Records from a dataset
►
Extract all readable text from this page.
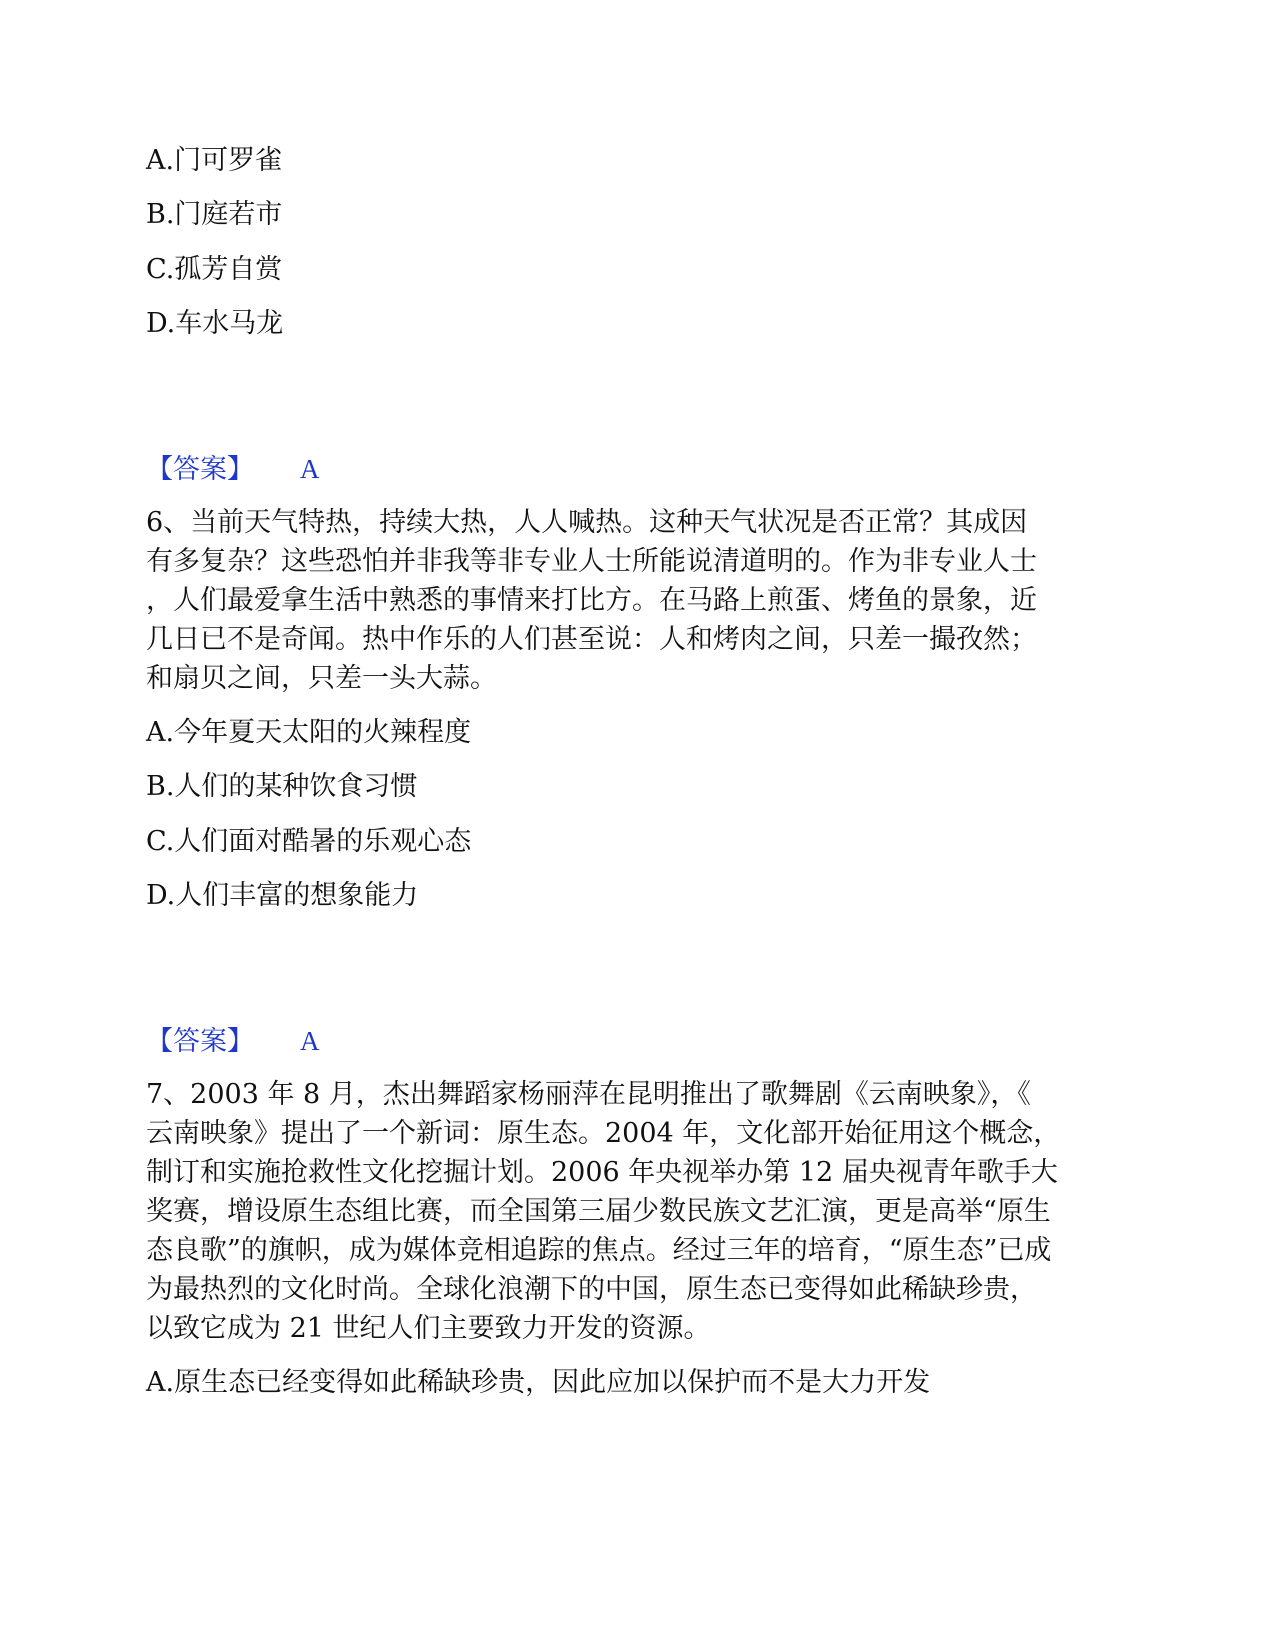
A.门可罗雀
B.门庭若市
C.孤芳自赏
D.车水马龙
【答案】 A
6、当前天气特热，持续大热，人人喊热。这种天气状况是否正常？其成因
有多复杂？这些恐怕并非我等非专业人士所能说清道明的。作为非专业人士
，人们最爱拿生活中熟悉的事情来打比方。在马路上煎蛋、烤鱼的景象，近
几日已不是奇闻。热中作乐的人们甚至说：人和烤肉之间，只差一撮孜然；
和扇贝之间，只差一头大蒜。
A.今年夏天太阳的火辣程度
B.人们的某种饮食习惯
C.人们面对酷暑的乐观心态
D.人们丰富的想象能力
【答案】 A
7、2003 年 8 月，杰出舞蹈家杨丽萍在昆明推出了歌舞剧《云南映象》，《
云南映象》提出了一个新词：原生态。2004 年，文化部开始征用这个概念，
制订和实施抢救性文化挖掘计划。2006 年央视举办第 12 届央视青年歌手大
奖赛，增设原生态组比赛，而全国第三届少数民族文艺汇演，更是高举“原生
态良歌”的旗帜，成为媒体竞相追踪的焦点。经过三年的培育，“原生态”已成
为最热烈的文化时尚。全球化浪潮下的中国，原生态已变得如此稀缺珍贵，
以致它成为 21 世纪人们主要致力开发的资源。
A.原生态已经变得如此稀缺珍贵，因此应加以保护而不是大力开发
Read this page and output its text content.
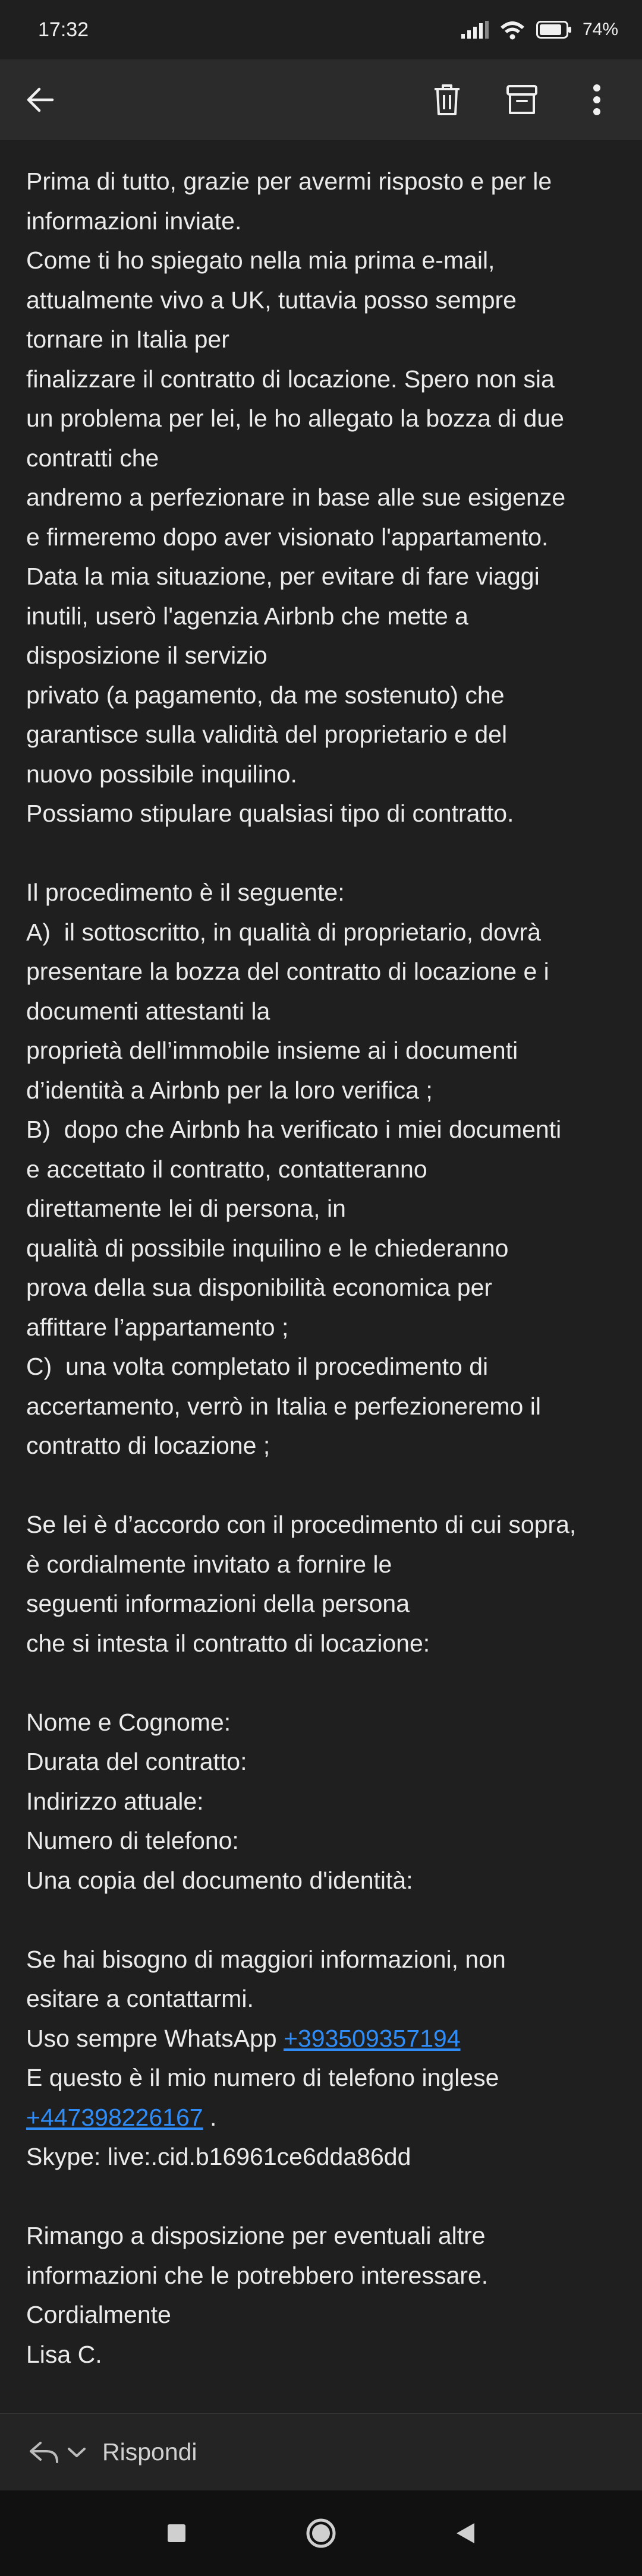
17:32	74%
Prima di tutto, grazie per avermi risposto e per le
informazioni inviate.
Come ti ho spiegato nella mia prima e-mail,
attualmente vivo a UK, tuttavia posso sempre
tornare in Italia per
finalizzare il contratto di locazione. Spero non sia
un problema per lei, le ho allegato la bozza di due
contratti che
andremo a perfezionare in base alle sue esigenze
e firmeremo dopo aver visionato l'appartamento.
Data la mia situazione, per evitare di fare viaggi
inutili, userò l'agenzia Airbnb che mette a
disposizione il servizio
privato (a pagamento, da me sostenuto) che
garantisce sulla validità del proprietario e del
nuovo possibile inquilino.
Possiamo stipulare qualsiasi tipo di contratto.
Il procedimento è il seguente:
A)  il sottoscritto, in qualità di proprietario, dovrà
presentare la bozza del contratto di locazione e i
documenti attestanti la
proprietà dell’immobile insieme ai i documenti
d’identità a Airbnb per la loro verifica ;
B)  dopo che Airbnb ha verificato i miei documenti
e accettato il contratto, contatteranno
direttamente lei di persona, in
qualità di possibile inquilino e le chiederanno
prova della sua disponibilità economica per
affittare l’appartamento ;
C)  una volta completato il procedimento di
accertamento, verrò in Italia e perfezioneremo il
contratto di locazione ;
Se lei è d’accordo con il procedimento di cui sopra,
è cordialmente invitato a fornire le
seguenti informazioni della persona
che si intesta il contratto di locazione:
Nome e Cognome:
Durata del contratto:
Indirizzo attuale:
Numero di telefono:
Una copia del documento d'identità:
Se hai bisogno di maggiori informazioni, non
esitare a contattarmi.
Uso sempre WhatsApp +393509357194
E questo è il mio numero di telefono inglese
+447398226167 .
Skype: live:.cid.b16961ce6dda86dd
Rimango a disposizione per eventuali altre
informazioni che le potrebbero interessare.
Cordialmente
Lisa C.
Rispondi
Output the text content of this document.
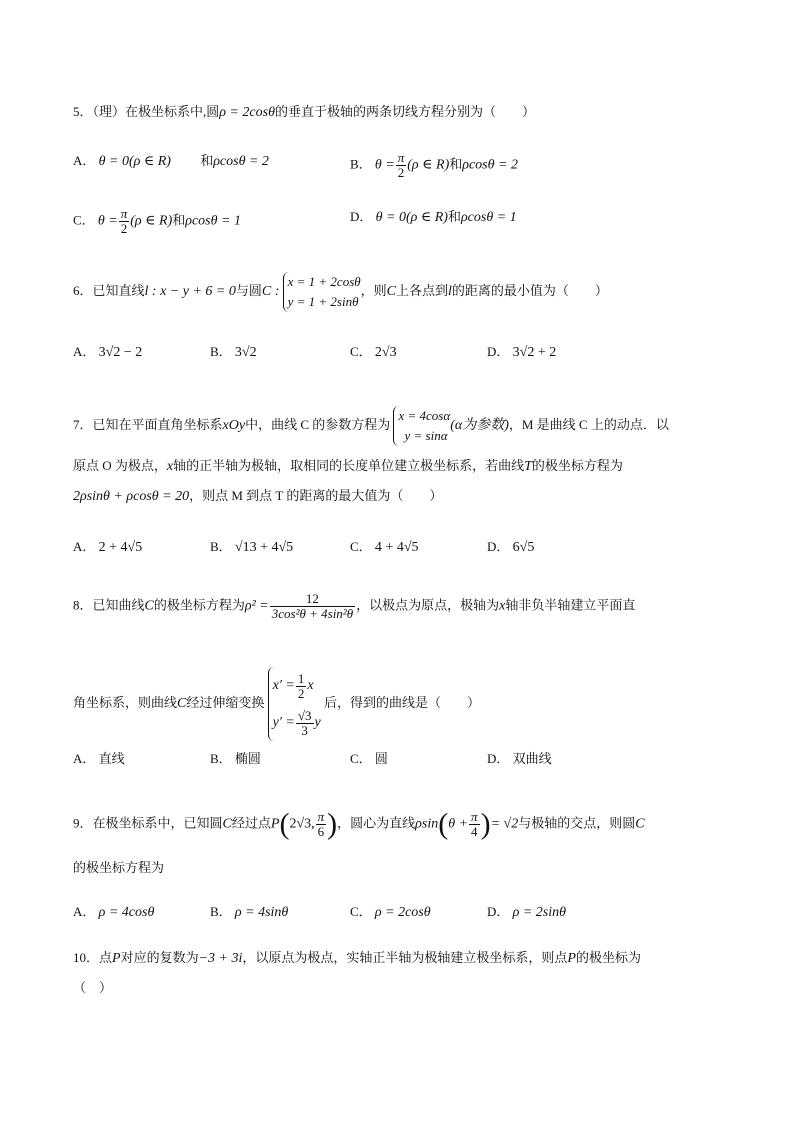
5．（理）在极坐标系中,圆ρ = 2cosθ的垂直于极轴的两条切线方程分别为（　　）
A． θ = 0(ρ ∈ R) 和ρcosθ = 2	B． $\theta = \frac{\pi}{2} (\rho$ ∈ R)和ρcosθ = 2
C． $\theta = \frac{\pi}{2} (\rho$ ∈ R)和ρcosθ = 1	D． θ = 0(ρ ∈ R)和ρcosθ = 1
6．已知直线l : x − y + 6 = 0与圆C :
x = 1 + 2cosθ
y = 1 + 2sinθ
，则C上各点到l的距离的最小值为（　　）
A． 3√2 − 2	B． 3√2	C． 2√3	D． 3√2 + 2
7．已知在平面直角坐标系xOy中，曲线 C 的参数方程为
x = 4cosα
y = sinα
(α为参数)，M 是曲线 C 上的动点．以
原点 O 为极点，x轴的正半轴为极轴，取相同的长度单位建立极坐标系，若曲线T的极坐标方程为
2ρsinθ + ρcosθ = 20，则点 M 到点 T 的距离的最大值为（　　）
A． 2 + 4√5	B． √13 + 4√5	C． 4 + 4√5	D． 6√5
8．已知曲线C的极坐标方程为$\rho^2 = \frac{12}{\text{3cos²θ + 4sin²θ}}$ ，以极点为原点，极轴为x轴非负半轴建立平面直
角坐标系，则曲线C经过伸缩变换
$x' = \frac{1}{2}$ x
$y' = \frac{√3}{3}$ y
后，得到的曲线是（　　）
A． 直线	B． 椭圆	C． 圆	D． 双曲线
9．在极坐标系中，已知圆C经过点P(2√3, $\frac{\pi}{6}$ )，圆心为直线$\rho\sin(\theta + \frac{\pi}{4}$ )= √2与极轴的交点，则圆C
的极坐标方程为
A． ρ = 4cosθ	B． ρ = 4sinθ	C． ρ = 2cosθ	D． ρ = 2sinθ
10．点P对应的复数为−3 + 3i，以原点为极点，实轴正半轴为极轴建立极坐标系，则点P的极坐标为
（　）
◄
TASK PROMPT:
Look back over the material above and state how many lines hold the word "this". Write the number and nothing else.

SOLUTION:
3